If a,b,c are real numbers and a not equal to b then prove that (a-b)x²-5(a+b)k-2(a-b)=0 has two distinct real roots?

　
I assume that "k" should actually be x??
(a−b)x² − 5(a+b)x − 2(a−b) = 0

Quadratic equation has 2 distinct real roots when discriminant > 0

Discriminant = B²−4AC, where: A = (a−b), B = −5(a+b), C = −2(a−b)

D = B²−4AC
= (−5(a+b))² − 4(a−b)(−2(a−b))
= 25(a+b)² + 8(a−b)²
= 25(a²+2ab+b²) + 8(a²−2ab+b²)

## INFORMATION:
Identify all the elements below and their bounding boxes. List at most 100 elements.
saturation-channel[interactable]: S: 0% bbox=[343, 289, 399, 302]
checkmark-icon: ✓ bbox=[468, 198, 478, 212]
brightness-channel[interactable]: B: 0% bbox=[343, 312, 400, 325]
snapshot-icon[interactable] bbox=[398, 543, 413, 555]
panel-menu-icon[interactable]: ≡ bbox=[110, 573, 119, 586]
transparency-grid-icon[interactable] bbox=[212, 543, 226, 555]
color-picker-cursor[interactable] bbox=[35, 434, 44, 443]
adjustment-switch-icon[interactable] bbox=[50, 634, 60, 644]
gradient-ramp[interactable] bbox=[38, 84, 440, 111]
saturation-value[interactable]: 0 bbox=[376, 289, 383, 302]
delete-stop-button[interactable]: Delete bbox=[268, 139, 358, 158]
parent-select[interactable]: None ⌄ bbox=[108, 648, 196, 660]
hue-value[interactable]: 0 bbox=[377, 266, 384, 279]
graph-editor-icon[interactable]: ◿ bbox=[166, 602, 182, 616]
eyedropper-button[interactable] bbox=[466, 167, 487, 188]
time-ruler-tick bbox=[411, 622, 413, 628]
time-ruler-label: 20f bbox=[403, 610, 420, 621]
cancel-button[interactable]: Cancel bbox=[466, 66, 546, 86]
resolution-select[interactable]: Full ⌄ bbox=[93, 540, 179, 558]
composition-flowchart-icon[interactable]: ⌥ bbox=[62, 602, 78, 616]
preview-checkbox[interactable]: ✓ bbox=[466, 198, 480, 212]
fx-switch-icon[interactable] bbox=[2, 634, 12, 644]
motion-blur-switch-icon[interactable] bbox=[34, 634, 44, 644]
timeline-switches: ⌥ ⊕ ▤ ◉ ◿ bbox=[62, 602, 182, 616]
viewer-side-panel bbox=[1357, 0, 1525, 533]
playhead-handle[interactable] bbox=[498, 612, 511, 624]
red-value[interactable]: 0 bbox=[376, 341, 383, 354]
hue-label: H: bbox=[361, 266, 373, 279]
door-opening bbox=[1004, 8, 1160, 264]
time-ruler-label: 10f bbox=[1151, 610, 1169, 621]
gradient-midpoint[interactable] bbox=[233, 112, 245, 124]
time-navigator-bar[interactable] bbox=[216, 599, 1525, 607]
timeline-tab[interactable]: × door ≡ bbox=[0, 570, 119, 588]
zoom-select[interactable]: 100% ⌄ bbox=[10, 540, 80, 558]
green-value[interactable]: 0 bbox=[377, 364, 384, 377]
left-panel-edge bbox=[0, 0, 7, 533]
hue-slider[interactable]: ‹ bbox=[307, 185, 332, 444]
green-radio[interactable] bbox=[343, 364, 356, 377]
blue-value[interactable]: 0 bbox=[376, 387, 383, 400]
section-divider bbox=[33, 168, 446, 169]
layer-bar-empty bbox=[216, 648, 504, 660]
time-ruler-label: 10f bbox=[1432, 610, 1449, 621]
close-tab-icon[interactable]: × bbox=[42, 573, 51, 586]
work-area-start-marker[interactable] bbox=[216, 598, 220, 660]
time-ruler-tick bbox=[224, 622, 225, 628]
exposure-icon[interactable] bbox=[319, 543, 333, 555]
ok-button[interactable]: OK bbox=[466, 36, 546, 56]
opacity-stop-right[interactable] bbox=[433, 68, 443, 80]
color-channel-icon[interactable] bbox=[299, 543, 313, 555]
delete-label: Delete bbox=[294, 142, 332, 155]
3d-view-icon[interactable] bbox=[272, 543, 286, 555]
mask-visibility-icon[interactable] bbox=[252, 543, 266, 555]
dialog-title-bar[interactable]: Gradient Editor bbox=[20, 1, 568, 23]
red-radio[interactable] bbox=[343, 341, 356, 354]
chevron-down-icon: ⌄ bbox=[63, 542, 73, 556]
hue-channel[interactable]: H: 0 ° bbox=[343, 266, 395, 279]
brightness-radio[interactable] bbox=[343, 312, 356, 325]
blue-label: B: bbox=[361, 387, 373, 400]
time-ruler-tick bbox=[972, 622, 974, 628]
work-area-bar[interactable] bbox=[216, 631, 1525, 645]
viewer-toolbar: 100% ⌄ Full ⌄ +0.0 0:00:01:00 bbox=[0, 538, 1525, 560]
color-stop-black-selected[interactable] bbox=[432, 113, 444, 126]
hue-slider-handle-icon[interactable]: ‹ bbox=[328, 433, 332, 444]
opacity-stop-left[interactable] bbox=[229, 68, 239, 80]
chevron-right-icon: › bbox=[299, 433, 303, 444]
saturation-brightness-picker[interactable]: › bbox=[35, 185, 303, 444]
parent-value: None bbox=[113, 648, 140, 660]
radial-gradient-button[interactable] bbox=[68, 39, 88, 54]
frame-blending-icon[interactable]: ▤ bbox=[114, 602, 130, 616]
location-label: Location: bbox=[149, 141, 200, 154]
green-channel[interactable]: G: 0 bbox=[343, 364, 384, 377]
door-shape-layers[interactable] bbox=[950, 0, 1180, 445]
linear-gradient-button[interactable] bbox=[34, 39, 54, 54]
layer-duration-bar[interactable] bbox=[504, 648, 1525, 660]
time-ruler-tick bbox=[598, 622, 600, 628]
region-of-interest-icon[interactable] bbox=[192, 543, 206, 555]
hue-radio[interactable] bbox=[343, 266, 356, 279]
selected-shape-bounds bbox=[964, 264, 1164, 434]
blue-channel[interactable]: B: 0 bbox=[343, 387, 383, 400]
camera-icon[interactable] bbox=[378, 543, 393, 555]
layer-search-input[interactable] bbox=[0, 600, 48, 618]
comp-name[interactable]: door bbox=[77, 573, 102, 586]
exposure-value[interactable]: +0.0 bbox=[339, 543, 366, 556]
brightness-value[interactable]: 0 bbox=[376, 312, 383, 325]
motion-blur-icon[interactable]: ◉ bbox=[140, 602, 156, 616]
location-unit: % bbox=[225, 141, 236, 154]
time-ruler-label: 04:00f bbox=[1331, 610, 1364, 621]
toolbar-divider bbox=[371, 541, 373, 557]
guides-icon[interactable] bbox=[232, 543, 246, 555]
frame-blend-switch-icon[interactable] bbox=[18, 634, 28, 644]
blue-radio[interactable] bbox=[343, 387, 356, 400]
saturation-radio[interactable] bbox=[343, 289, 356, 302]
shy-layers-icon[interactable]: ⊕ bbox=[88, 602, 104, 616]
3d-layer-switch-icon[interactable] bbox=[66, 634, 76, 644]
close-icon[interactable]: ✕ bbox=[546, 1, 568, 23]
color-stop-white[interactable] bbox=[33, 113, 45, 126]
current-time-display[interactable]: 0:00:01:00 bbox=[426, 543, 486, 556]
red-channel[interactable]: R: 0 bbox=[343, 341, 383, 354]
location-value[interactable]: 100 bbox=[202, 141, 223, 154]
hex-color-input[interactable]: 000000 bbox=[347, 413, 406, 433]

## EXERCISE INSTRUCTIONS:
1) Repeat the part of the quadratic-roots thread starting with "(a−b)x² − 5(a+b)x" and going on through "(−5(a+b))² − 4(a−b)(−2(a−b))".
2) In the quadratic-roots thread, when does a quadratic equation have two distinct real roots?
3) Turn the paragraph of the quadratic-roots thread that begins "Discriminant = B²−4AC, where:" into a list.

## OUTPUTS FOR THE TASKS:
1)
(a−b)x² − 5(a+b)x − 2(a−b) = 0

Quadratic equation has 2 distinct real roots when discriminant > 0

Discriminant = B²−4AC, where: A = (a−b), B = −5(a+b), C = −2(a−b)

D = B²−4AC
= (−5(a+b))² − 4(a−b)(−2(a−b))

2) When its discriminant is greater than 0.

3)
- Discriminant = B²−4AC
- A = (a−b)
- B = −5(a+b)
- C = −2(a−b)